> **Goal of the exercise**
Find each line holding the word "управления" and give the number of such lines, nothing else.
--- start of Record set ---
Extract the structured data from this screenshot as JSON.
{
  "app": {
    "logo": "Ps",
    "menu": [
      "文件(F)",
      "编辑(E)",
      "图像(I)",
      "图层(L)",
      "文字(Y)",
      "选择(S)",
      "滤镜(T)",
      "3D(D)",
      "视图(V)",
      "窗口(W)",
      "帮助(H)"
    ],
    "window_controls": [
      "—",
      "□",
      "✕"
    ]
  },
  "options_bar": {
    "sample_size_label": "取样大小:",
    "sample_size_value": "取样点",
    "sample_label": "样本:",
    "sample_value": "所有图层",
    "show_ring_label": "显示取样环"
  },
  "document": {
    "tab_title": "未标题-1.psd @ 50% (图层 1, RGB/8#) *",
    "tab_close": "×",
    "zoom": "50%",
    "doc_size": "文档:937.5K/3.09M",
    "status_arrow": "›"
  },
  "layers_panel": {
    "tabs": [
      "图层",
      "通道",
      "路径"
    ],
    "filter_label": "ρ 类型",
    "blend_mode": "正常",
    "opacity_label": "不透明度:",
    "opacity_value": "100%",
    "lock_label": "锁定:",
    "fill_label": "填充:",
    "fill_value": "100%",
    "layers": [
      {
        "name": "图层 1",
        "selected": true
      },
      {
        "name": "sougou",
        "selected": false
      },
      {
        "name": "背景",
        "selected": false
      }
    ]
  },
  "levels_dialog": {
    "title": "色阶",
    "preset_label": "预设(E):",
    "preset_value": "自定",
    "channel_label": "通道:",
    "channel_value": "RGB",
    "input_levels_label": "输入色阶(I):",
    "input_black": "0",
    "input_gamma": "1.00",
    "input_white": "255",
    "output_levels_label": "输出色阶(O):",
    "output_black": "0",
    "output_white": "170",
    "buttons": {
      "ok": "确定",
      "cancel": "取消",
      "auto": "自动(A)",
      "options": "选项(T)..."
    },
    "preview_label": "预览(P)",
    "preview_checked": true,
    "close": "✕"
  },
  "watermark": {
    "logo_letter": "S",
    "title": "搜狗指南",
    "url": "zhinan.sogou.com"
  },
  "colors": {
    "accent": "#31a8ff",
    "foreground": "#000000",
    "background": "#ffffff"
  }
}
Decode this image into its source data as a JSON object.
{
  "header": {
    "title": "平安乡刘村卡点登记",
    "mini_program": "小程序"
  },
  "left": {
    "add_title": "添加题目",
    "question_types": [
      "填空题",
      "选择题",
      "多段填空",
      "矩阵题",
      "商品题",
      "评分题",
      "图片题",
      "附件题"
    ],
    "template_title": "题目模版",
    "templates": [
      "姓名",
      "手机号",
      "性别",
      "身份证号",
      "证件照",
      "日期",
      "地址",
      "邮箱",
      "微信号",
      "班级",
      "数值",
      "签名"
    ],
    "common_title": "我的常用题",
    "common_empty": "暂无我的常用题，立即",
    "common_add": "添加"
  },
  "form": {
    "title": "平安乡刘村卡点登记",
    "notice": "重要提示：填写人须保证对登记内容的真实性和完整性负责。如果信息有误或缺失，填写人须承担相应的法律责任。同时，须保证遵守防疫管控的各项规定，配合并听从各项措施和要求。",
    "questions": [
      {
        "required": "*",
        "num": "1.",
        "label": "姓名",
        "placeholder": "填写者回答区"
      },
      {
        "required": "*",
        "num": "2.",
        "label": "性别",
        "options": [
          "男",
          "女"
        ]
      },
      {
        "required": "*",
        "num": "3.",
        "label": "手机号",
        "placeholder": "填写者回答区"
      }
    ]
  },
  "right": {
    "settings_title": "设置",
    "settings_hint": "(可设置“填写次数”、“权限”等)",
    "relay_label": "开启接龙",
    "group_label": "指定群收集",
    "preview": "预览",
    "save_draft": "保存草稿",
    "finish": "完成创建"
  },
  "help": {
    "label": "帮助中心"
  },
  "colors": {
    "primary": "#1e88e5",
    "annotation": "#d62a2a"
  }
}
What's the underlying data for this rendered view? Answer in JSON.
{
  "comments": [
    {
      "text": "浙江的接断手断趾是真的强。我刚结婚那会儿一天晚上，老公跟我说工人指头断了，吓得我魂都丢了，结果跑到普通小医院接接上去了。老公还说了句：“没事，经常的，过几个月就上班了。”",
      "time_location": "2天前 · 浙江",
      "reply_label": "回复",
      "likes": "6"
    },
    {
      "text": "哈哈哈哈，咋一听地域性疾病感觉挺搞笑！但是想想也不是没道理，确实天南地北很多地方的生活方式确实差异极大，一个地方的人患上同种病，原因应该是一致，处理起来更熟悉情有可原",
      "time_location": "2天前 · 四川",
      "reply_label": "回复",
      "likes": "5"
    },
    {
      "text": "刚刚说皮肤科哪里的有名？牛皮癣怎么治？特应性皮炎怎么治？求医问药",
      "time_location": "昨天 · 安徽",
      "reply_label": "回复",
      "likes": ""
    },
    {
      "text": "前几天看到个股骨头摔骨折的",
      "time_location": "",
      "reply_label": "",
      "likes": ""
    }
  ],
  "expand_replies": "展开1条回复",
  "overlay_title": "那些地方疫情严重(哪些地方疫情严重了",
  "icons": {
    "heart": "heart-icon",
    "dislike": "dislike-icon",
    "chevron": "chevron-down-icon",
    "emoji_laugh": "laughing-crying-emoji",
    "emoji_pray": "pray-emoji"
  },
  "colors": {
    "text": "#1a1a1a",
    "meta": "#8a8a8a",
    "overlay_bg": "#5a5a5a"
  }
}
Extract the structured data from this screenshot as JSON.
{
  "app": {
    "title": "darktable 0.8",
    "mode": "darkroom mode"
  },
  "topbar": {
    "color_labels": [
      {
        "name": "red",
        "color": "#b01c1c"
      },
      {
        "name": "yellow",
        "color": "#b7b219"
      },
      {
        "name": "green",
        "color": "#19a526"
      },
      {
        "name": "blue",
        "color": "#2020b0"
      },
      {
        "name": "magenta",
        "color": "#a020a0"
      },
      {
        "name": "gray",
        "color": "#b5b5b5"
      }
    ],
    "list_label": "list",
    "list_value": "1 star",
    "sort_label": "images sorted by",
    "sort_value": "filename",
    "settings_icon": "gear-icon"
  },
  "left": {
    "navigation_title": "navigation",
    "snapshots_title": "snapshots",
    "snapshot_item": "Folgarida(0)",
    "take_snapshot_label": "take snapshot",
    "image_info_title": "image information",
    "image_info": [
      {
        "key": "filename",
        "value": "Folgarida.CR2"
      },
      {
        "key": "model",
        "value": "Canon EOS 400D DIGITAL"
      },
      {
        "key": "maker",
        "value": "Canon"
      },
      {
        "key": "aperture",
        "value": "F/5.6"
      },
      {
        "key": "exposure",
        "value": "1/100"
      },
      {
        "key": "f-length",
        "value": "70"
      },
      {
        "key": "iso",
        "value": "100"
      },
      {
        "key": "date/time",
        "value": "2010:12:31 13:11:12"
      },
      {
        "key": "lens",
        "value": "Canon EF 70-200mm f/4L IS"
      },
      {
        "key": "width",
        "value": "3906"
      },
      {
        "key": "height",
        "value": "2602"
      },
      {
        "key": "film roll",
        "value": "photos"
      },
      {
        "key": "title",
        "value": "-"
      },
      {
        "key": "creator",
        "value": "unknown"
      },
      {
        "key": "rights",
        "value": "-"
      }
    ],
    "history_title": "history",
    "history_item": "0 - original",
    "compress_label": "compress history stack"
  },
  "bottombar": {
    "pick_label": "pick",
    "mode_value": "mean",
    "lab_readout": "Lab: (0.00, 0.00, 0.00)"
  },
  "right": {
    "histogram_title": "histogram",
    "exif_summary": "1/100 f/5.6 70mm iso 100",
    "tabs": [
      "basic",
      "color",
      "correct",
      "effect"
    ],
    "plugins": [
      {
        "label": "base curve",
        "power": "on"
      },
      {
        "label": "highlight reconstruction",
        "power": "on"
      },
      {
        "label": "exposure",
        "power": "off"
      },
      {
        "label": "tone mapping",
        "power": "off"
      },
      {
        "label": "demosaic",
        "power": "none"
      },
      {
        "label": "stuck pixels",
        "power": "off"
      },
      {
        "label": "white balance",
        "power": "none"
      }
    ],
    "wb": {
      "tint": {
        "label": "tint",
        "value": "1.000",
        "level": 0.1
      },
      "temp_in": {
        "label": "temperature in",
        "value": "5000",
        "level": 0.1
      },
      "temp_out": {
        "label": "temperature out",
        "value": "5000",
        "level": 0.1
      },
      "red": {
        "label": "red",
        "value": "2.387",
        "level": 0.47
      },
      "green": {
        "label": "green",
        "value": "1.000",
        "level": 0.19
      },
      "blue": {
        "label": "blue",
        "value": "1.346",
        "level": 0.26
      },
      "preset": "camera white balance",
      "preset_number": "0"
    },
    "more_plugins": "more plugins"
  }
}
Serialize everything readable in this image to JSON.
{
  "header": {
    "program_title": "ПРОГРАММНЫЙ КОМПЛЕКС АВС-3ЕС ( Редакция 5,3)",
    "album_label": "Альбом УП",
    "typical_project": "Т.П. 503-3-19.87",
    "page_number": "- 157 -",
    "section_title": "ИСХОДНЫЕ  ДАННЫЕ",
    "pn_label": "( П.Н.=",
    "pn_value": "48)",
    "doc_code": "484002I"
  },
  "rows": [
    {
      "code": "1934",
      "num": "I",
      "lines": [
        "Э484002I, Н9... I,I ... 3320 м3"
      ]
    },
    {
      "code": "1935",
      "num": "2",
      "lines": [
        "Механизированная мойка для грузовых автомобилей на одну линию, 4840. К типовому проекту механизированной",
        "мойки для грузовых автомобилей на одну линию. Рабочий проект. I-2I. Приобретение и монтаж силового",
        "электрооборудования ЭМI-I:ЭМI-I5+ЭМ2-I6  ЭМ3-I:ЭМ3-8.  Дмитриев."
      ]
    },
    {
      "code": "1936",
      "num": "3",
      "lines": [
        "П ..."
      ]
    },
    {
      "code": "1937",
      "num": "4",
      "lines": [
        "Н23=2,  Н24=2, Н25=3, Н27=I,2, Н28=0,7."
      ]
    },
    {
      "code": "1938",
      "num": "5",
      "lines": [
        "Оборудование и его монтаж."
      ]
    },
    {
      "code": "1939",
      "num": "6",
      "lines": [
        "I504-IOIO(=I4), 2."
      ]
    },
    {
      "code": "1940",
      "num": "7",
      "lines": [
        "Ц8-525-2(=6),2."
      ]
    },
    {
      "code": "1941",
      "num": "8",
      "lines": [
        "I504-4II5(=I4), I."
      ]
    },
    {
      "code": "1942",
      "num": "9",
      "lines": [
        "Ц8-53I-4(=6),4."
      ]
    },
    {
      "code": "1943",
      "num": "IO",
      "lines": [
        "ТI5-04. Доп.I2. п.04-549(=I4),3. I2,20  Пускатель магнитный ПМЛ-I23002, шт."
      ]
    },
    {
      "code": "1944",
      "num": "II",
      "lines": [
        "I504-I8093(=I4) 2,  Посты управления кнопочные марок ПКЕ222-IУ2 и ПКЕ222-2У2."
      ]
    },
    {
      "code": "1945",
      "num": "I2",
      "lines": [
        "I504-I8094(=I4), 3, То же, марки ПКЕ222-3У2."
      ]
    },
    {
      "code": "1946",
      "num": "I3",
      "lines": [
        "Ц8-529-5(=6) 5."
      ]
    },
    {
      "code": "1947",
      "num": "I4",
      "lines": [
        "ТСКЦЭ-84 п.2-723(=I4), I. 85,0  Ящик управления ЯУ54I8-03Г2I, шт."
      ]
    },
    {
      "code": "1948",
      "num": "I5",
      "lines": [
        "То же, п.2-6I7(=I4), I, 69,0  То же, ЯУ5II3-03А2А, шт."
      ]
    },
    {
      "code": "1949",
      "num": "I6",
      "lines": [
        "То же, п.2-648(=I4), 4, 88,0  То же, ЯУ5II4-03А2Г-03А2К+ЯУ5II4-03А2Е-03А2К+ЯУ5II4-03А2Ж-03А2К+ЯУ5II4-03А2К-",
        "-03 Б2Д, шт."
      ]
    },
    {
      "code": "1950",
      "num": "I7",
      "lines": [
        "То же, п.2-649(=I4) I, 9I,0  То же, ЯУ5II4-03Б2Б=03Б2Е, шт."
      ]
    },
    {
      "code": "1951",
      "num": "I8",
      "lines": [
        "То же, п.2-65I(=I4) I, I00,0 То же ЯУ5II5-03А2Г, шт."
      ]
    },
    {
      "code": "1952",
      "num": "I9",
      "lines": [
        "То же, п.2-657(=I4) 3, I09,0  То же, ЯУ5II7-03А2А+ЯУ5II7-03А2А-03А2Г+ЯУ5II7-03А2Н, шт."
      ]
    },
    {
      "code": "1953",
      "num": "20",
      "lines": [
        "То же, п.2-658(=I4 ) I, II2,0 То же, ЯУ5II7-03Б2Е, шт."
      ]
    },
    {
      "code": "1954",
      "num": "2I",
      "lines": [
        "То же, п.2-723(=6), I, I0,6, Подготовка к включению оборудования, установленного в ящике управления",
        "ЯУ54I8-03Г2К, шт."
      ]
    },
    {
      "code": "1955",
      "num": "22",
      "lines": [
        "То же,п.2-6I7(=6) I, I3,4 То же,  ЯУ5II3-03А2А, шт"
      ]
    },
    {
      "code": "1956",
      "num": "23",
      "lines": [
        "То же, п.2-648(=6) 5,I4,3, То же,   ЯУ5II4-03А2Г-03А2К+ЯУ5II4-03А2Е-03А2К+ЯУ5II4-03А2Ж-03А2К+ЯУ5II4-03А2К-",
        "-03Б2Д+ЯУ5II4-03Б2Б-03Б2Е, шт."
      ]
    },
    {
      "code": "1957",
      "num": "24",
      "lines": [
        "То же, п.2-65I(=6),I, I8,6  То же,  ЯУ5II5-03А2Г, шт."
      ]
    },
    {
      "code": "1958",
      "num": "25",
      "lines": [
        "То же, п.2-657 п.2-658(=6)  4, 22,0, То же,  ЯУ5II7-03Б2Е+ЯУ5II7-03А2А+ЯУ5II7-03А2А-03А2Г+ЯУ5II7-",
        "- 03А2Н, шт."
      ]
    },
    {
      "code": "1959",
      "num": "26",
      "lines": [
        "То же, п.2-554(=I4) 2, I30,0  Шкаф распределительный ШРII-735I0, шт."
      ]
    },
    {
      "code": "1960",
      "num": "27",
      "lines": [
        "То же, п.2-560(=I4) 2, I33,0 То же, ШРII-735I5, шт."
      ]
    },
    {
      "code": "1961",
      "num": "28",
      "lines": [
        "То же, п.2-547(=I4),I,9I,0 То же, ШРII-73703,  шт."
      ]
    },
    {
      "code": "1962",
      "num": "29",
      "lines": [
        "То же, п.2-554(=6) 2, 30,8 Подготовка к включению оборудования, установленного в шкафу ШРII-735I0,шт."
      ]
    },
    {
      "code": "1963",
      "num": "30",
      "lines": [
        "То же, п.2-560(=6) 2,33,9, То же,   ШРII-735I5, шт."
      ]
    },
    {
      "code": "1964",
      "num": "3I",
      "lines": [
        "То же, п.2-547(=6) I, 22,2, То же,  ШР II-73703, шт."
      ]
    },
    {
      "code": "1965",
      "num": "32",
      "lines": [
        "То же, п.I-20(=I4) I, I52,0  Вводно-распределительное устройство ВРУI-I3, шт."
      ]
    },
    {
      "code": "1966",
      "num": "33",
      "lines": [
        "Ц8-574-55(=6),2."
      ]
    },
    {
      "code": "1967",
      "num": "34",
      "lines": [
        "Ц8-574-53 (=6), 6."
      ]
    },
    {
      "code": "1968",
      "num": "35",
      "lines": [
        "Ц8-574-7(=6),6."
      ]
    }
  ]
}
--- end of Record set ---
> **Solution**
3